EXERCISE DIRECTIONS
Whenever the word "midbrain" turns up in a line below, that line should be copied.

DATA
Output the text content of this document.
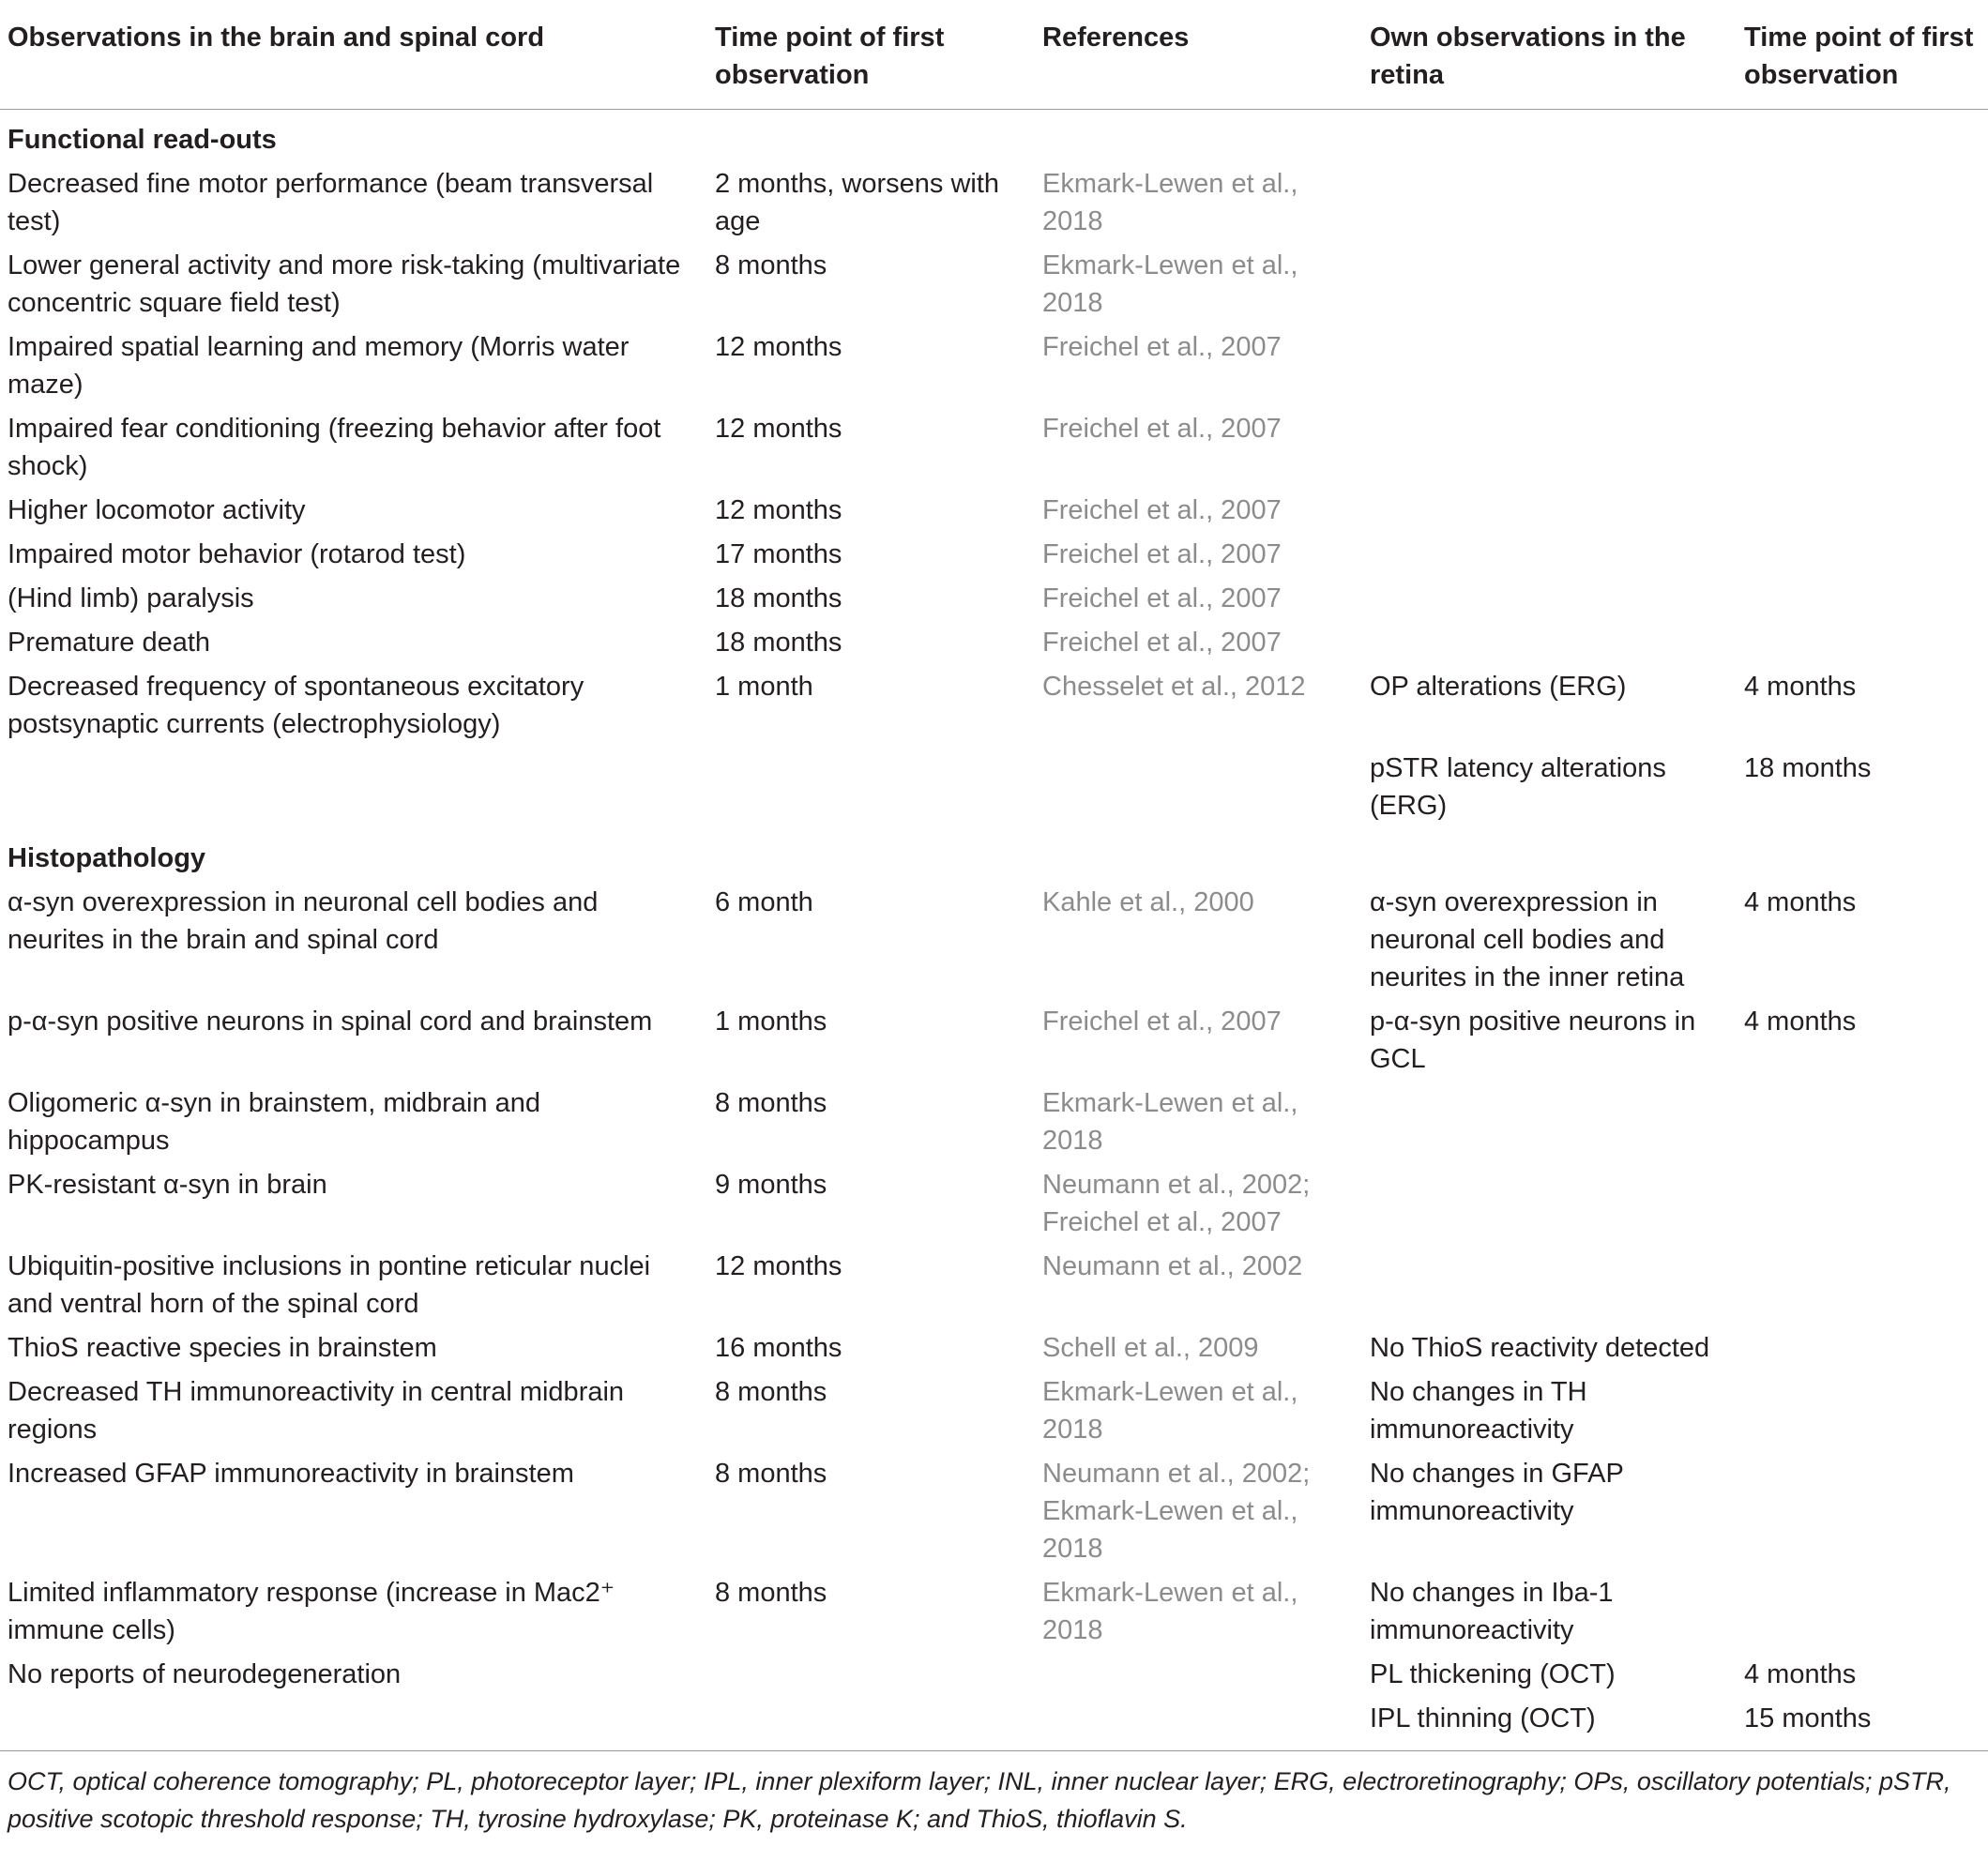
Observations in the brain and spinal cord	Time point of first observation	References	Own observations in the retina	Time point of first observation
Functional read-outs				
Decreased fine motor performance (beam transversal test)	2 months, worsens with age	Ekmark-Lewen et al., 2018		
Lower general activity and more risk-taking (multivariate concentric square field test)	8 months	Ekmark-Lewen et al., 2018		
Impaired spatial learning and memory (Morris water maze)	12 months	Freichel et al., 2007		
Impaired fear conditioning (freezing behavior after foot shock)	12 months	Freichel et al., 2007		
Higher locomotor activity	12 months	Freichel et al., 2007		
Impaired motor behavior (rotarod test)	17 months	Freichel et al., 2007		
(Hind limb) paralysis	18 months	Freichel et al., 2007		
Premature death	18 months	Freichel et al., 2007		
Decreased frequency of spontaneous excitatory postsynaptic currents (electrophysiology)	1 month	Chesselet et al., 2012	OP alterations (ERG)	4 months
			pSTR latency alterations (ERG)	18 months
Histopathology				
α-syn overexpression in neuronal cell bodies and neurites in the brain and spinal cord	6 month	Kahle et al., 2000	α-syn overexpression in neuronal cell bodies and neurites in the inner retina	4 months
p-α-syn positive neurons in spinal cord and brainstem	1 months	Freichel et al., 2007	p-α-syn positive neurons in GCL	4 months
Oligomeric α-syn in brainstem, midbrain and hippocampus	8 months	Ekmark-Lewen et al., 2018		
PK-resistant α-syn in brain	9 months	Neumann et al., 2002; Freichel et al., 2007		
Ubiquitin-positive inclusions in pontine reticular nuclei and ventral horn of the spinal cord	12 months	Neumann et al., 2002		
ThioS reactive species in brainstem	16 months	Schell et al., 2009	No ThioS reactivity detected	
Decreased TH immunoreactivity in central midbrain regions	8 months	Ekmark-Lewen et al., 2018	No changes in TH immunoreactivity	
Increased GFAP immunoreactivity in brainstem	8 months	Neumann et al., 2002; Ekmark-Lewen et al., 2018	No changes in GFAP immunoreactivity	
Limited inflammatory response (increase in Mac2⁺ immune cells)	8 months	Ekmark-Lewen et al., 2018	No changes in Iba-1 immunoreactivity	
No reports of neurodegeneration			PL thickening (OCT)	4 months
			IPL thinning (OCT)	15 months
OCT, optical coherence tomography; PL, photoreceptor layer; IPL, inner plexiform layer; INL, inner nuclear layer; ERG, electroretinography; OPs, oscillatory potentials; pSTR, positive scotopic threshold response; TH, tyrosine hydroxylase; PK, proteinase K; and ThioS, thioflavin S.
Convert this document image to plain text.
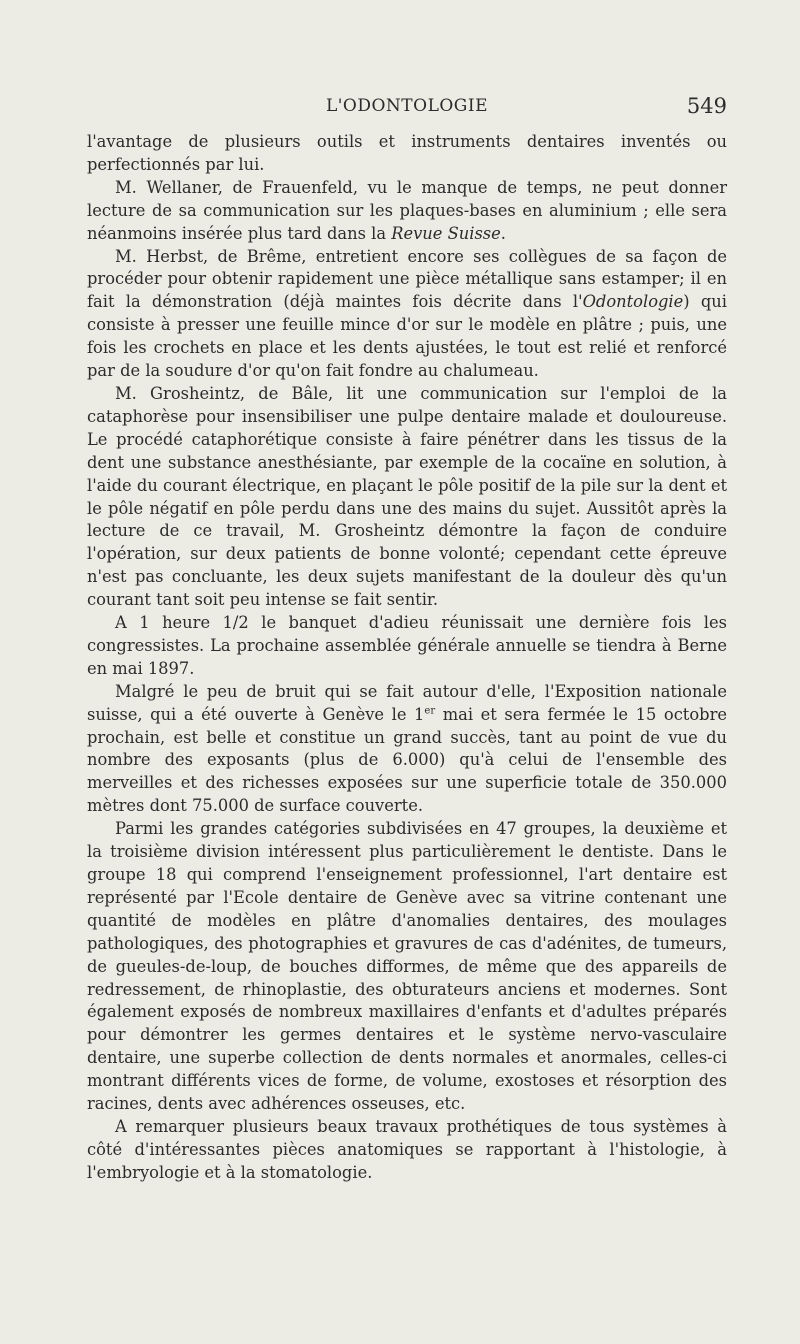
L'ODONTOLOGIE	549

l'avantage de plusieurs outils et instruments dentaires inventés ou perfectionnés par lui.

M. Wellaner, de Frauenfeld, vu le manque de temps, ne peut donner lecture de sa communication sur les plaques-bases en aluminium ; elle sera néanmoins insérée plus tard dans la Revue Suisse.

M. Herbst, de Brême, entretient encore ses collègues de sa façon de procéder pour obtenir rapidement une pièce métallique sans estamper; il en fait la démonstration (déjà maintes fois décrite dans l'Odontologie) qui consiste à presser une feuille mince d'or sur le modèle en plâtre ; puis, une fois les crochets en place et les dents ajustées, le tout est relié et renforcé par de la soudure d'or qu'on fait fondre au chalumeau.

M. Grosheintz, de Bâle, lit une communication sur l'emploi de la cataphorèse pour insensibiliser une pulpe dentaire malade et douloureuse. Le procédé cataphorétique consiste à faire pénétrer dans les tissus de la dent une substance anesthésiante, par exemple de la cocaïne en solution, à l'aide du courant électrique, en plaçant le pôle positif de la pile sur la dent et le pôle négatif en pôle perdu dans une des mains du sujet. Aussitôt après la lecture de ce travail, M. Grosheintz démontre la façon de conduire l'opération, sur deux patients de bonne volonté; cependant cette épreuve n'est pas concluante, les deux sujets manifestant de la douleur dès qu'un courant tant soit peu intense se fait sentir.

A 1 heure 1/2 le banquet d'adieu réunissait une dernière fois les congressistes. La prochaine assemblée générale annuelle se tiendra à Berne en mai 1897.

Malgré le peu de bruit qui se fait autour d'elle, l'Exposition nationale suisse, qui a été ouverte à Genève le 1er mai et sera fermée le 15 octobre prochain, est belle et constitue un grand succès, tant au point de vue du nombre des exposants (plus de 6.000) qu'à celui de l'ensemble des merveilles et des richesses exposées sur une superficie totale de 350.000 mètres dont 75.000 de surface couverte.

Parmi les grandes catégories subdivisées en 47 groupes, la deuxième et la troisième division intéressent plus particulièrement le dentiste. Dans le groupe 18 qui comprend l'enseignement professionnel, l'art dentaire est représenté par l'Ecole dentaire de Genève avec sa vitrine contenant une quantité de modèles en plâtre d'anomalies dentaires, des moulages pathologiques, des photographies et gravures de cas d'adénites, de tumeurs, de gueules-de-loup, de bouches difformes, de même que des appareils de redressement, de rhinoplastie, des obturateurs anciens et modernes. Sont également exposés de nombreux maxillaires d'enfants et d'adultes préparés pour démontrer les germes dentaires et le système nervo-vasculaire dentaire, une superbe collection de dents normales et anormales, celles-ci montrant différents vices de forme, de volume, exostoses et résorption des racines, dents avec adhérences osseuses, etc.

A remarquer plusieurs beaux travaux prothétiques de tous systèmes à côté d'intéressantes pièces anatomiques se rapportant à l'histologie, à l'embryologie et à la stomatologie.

ANSWER BELOW
Oligomeric α-syn in brainstem, midbrain and hippocampus	8 months	Ekmark-Lewen et al., 2018		
Decreased TH immunoreactivity in central midbrain regions	8 months	Ekmark-Lewen et al., 2018	No changes in TH immunoreactivity	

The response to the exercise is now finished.